→ **Exercise prompt**: Copy every line of the material below without changing anything.

=== Entries supplied ===

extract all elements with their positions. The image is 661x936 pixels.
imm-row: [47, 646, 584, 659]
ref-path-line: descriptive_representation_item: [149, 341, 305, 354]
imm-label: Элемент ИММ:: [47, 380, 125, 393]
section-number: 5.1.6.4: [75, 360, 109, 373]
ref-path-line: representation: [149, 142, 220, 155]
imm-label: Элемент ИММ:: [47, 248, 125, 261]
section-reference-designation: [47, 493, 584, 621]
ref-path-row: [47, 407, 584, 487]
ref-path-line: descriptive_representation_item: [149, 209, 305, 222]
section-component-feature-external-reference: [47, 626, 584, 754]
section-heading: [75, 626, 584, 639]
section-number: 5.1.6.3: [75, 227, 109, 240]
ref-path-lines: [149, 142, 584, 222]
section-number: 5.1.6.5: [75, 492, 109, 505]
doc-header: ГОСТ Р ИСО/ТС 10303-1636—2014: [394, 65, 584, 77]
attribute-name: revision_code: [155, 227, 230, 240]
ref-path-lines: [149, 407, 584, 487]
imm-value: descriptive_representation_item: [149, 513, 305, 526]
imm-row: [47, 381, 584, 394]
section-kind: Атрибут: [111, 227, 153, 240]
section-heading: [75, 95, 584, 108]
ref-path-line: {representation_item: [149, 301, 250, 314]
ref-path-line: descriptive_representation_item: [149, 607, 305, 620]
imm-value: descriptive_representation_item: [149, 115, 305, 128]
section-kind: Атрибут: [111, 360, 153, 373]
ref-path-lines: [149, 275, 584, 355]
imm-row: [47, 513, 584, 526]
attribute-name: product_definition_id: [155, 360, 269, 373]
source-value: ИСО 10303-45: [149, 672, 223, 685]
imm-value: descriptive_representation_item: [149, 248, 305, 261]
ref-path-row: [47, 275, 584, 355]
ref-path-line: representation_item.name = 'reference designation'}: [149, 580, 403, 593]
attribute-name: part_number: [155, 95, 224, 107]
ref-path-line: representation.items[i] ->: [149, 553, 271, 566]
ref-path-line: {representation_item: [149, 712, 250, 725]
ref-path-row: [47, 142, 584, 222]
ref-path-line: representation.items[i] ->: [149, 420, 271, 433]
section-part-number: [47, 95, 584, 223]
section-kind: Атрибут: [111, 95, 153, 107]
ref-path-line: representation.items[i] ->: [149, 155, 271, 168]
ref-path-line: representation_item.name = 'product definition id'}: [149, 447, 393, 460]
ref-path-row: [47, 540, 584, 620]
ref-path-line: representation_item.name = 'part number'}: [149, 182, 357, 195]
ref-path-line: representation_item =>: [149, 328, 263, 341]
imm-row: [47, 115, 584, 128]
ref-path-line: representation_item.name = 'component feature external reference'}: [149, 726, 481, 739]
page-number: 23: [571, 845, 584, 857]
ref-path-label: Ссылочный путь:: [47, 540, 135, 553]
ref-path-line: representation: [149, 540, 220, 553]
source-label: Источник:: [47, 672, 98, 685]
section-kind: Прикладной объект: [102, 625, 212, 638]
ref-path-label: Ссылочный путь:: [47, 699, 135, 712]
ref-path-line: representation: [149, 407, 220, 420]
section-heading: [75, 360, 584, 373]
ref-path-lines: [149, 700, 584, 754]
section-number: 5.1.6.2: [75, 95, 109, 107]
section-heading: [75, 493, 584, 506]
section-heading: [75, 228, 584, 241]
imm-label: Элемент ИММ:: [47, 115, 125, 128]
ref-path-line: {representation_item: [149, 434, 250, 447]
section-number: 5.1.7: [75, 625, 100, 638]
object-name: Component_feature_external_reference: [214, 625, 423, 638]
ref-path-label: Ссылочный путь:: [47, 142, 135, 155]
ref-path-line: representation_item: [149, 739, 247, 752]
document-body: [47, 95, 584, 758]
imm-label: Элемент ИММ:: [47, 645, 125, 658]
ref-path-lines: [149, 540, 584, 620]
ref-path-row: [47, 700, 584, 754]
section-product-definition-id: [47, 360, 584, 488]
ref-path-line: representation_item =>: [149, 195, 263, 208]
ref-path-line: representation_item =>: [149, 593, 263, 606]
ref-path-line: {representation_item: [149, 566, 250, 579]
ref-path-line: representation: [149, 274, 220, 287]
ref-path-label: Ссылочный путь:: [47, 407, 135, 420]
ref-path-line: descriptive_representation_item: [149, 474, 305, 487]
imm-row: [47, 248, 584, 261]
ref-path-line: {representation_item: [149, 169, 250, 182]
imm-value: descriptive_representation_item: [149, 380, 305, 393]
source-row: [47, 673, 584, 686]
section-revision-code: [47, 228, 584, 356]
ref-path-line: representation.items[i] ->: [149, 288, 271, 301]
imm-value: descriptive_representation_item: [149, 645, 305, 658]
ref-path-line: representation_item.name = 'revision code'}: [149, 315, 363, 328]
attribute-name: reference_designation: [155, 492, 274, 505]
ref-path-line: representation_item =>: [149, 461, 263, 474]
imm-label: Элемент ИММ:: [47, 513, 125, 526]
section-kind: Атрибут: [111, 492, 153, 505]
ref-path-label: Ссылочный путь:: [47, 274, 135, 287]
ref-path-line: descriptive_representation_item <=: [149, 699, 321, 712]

===

→ **Output of the exercise**:
extract all elements with their positions. The image is 661x936 pixels.
imm-row: [47, 646, 584, 659]
ref-path-line: descriptive_representation_item: [149, 341, 305, 354]
imm-label: Элемент ИММ:: [47, 380, 125, 393]
section-number: 5.1.6.4: [75, 360, 109, 373]
ref-path-line: representation: [149, 142, 220, 155]
imm-label: Элемент ИММ:: [47, 248, 125, 261]
section-reference-designation: [47, 493, 584, 621]
ref-path-row: [47, 407, 584, 487]
ref-path-line: descriptive_representation_item: [149, 209, 305, 222]
section-component-feature-external-reference: [47, 626, 584, 754]
section-heading: [75, 626, 584, 639]
section-number: 5.1.6.3: [75, 227, 109, 240]
ref-path-lines: [149, 142, 584, 222]
section-number: 5.1.6.5: [75, 492, 109, 505]
doc-header: ГОСТ Р ИСО/ТС 10303-1636—2014: [394, 65, 584, 77]
attribute-name: revision_code: [155, 227, 230, 240]
ref-path-lines: [149, 407, 584, 487]
imm-value: descriptive_representation_item: [149, 513, 305, 526]
imm-row: [47, 381, 584, 394]
section-kind: Атрибут: [111, 227, 153, 240]
section-heading: [75, 95, 584, 108]
ref-path-line: {representation_item: [149, 301, 250, 314]
ref-path-line: descriptive_representation_item: [149, 607, 305, 620]
imm-value: descriptive_representation_item: [149, 115, 305, 128]
section-kind: Атрибут: [111, 360, 153, 373]
ref-path-lines: [149, 275, 584, 355]
imm-row: [47, 513, 584, 526]
attribute-name: product_definition_id: [155, 360, 269, 373]
source-value: ИСО 10303-45: [149, 672, 223, 685]
imm-value: descriptive_representation_item: [149, 248, 305, 261]
ref-path-row: [47, 275, 584, 355]
ref-path-line: representation_item.name = 'reference designation'}: [149, 580, 403, 593]
attribute-name: part_number: [155, 95, 224, 107]
ref-path-line: representation.items[i] ->: [149, 553, 271, 566]
ref-path-line: {representation_item: [149, 712, 250, 725]
ref-path-row: [47, 142, 584, 222]
ref-path-line: representation.items[i] ->: [149, 420, 271, 433]
section-part-number: [47, 95, 584, 223]
section-kind: Атрибут: [111, 95, 153, 107]
ref-path-line: representation.items[i] ->: [149, 155, 271, 168]
ref-path-line: representation_item.name = 'product definition id'}: [149, 447, 393, 460]
ref-path-row: [47, 540, 584, 620]
ref-path-line: representation_item.name = 'part number'}: [149, 182, 357, 195]
ref-path-line: representation_item =>: [149, 328, 263, 341]
imm-row: [47, 115, 584, 128]
ref-path-line: representation_item.name = 'component feature external reference'}: [149, 726, 481, 739]
page-number: 23: [571, 845, 584, 857]
ref-path-label: Ссылочный путь:: [47, 540, 135, 553]
ref-path-line: representation: [149, 540, 220, 553]
source-label: Источник:: [47, 672, 98, 685]
section-kind: Прикладной объект: [102, 625, 212, 638]
ref-path-label: Ссылочный путь:: [47, 699, 135, 712]
ref-path-line: representation: [149, 407, 220, 420]
section-heading: [75, 360, 584, 373]
ref-path-lines: [149, 700, 584, 754]
section-number: 5.1.6.2: [75, 95, 109, 107]
section-heading: [75, 493, 584, 506]
section-heading: [75, 228, 584, 241]
imm-label: Элемент ИММ:: [47, 115, 125, 128]
ref-path-line: {representation_item: [149, 434, 250, 447]
section-number: 5.1.7: [75, 625, 100, 638]
object-name: Component_feature_external_reference: [214, 625, 423, 638]
ref-path-label: Ссылочный путь:: [47, 142, 135, 155]
ref-path-line: representation_item: [149, 739, 247, 752]
document-body: [47, 95, 584, 758]
imm-label: Элемент ИММ:: [47, 645, 125, 658]
ref-path-lines: [149, 540, 584, 620]
ref-path-row: [47, 700, 584, 754]
section-product-definition-id: [47, 360, 584, 488]
ref-path-line: representation_item =>: [149, 195, 263, 208]
ref-path-line: representation_item =>: [149, 593, 263, 606]
ref-path-line: {representation_item: [149, 566, 250, 579]
ref-path-line: representation: [149, 274, 220, 287]
ref-path-label: Ссылочный путь:: [47, 407, 135, 420]
ref-path-line: descriptive_representation_item: [149, 474, 305, 487]
imm-row: [47, 248, 584, 261]
ref-path-line: {representation_item: [149, 169, 250, 182]
imm-value: descriptive_representation_item: [149, 380, 305, 393]
source-row: [47, 673, 584, 686]
section-revision-code: [47, 228, 584, 356]
ref-path-line: representation.items[i] ->: [149, 288, 271, 301]
imm-value: descriptive_representation_item: [149, 645, 305, 658]
ref-path-line: representation_item.name = 'revision code'}: [149, 315, 363, 328]
attribute-name: reference_designation: [155, 492, 274, 505]
ref-path-line: representation_item =>: [149, 461, 263, 474]
imm-label: Элемент ИММ:: [47, 513, 125, 526]
section-kind: Атрибут: [111, 492, 153, 505]
ref-path-label: Ссылочный путь:: [47, 274, 135, 287]
ref-path-line: descriptive_representation_item <=: [149, 699, 321, 712]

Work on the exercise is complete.